▶ **Study text**:
━━━━━━━━
6 min read

Auto-push Your Notes Repos on macOS with launchd (Not cron)

You’ve got a few Git repos where you keep notes, and you want them to be pushed automatically on a schedule from macOS.

On Linux you’d probably reach for cron.

On macOS the idiomatic answer is:

Use a launchd LaunchAgent, not cron.

This guide walks you through:

  • A simple shell script that auto-commits and pushes your note repos.
  • A LaunchAgent that runs it on an interval.
  • Real-world gotchas: Load failed: 5: Input/output error, already-loaded jobs, permissions, and path issues.

Everything here is written for a single user on a single Mac, pushing to a remote (GitHub, GitLab, etc.) using SSH or cached credentials.


Overview

We’ll set up:

  1. Script: ~/bin/auto-push-notes.sh
    • Loops through your note repos.
    • Optionally auto-commits any changes.
    • Pushes to origin HEAD.
  2. LaunchAgent plist: ~/Library/LaunchAgents/com.stefan.autopush-notes.plist
    • Tells launchd to run the script every hour (or whatever interval you prefer).
    • Runs as your user, when you’re logged in.
  3. launchctl commands
    • Load / unload the agent.
    • Debug when things go wrong.

Step 1: Create the auto-push script

Create a directory for your personal scripts if you don’t already have one:

mkdir -p "$HOME/bin"

Create ~/bin/auto-push-notes.sh:

#!/usr/bin/env bash
set -euo pipefail

# List your note repos here
REPOS=(
  "$HOME/notes/personal-notes"
  "$HOME/notes/work-notes"
  "$HOME/notes/research-notes"
)

for repo in "${REPOS[@]}"; do
  if [ -d "$repo/.git" ]; then
    cd "$repo"

    # Make sure git pull knows how to reconcile branches:
    # - pull.rebase=false  => use merge, not rebase
    # This also silences the "how to reconcile divergent branches" warning.
    git config pull.rebase false

    # Optional: allow normal merge commits on pull
    # (comment out if you prefer fast-forward-only)
    git config pull.ff false

    # Auto-commit uncommitted changes (so pulls don't trip over local edits)
━━━━━━━━
▶ **Actions to take**:
a) Copy the passage of the launchd guide starting with "Everything here is" and going on through "you’re logged in.".
b) In the launchd guide, what is the full path of the LaunchAgent plist file?
The lines that come next are separate material with no connection to the launchd guide.
━━━━━━━━
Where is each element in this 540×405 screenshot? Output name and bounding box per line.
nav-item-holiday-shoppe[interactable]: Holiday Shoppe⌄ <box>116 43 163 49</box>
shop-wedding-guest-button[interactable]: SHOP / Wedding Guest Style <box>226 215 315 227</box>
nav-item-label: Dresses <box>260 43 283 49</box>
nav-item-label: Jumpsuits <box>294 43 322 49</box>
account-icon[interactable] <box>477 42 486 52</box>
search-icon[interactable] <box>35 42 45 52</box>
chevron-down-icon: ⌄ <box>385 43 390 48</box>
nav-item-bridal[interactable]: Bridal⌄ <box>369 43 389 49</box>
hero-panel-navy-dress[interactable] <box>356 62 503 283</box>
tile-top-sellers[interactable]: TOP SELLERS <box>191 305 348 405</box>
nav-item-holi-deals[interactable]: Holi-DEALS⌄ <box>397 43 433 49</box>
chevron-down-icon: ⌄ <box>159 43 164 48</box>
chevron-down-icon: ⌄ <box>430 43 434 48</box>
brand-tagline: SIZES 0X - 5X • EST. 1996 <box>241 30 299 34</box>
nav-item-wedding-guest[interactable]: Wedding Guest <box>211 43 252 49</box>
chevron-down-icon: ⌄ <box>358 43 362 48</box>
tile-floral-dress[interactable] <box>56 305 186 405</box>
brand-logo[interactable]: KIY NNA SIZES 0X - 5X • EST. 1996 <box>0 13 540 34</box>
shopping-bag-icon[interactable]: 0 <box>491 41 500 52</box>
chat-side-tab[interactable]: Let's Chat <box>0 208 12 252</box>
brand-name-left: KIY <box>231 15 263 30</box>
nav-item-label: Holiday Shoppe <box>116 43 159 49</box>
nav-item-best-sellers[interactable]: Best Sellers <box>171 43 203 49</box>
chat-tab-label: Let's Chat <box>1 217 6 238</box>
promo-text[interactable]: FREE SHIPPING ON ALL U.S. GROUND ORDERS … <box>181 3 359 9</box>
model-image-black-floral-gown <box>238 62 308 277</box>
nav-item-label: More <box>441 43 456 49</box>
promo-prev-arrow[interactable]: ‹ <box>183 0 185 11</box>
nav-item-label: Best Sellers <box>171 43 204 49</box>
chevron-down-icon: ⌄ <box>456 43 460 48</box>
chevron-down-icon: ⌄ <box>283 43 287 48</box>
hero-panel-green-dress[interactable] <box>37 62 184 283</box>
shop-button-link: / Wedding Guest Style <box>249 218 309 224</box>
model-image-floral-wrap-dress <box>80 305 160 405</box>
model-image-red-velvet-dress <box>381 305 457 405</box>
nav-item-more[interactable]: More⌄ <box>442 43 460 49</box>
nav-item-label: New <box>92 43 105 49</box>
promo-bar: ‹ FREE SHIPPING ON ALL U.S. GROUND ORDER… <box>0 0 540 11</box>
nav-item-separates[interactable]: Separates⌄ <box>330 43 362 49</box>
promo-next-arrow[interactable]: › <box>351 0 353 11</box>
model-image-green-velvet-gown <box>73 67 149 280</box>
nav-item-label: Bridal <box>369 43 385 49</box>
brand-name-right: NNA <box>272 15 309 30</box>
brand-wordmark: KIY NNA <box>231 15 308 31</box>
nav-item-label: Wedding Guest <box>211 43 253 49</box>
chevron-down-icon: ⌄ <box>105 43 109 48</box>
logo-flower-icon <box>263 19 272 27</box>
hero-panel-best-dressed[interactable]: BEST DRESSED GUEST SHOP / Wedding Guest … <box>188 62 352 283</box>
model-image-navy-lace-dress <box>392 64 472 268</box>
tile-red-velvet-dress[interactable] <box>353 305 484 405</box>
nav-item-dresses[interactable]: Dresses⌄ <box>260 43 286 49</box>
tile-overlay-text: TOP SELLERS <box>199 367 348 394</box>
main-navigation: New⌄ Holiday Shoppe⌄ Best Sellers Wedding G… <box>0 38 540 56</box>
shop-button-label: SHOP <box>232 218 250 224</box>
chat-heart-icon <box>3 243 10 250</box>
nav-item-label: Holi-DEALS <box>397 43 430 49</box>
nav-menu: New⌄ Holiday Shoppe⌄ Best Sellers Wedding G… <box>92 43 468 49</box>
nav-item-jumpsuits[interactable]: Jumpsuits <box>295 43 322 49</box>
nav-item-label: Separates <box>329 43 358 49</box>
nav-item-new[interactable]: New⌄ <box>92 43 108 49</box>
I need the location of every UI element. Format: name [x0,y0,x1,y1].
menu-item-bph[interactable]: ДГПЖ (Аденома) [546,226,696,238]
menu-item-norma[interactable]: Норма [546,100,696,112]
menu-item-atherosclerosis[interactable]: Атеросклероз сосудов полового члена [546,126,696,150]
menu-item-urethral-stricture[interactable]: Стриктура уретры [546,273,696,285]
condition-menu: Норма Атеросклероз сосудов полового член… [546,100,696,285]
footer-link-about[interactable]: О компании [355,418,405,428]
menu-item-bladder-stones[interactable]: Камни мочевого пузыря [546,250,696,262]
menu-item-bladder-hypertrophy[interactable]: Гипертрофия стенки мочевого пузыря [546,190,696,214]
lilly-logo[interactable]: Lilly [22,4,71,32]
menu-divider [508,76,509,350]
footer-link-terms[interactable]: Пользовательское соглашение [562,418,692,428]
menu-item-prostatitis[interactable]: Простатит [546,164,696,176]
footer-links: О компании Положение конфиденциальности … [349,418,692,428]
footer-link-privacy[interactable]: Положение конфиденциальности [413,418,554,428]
━━━━━━━━
▶ **Answers per task**:
a)
Everything here is written for a single user on a single Mac, pushing to a remote (GitHub, GitLab, etc.) using SSH or cached credentials.


Overview

We’ll set up:

  1. Script: ~/bin/auto-push-notes.sh
    • Loops through your note repos.
    • Optionally auto-commits any changes.
    • Pushes to origin HEAD.
  2. LaunchAgent plist: ~/Library/LaunchAgents/com.stefan.autopush-notes.plist
    • Tells launchd to run the script every hour (or whatever interval you prefer).
    • Runs as your user, when you’re logged in.

b) ~/Library/LaunchAgents/com.stefan.autopush-notes.plist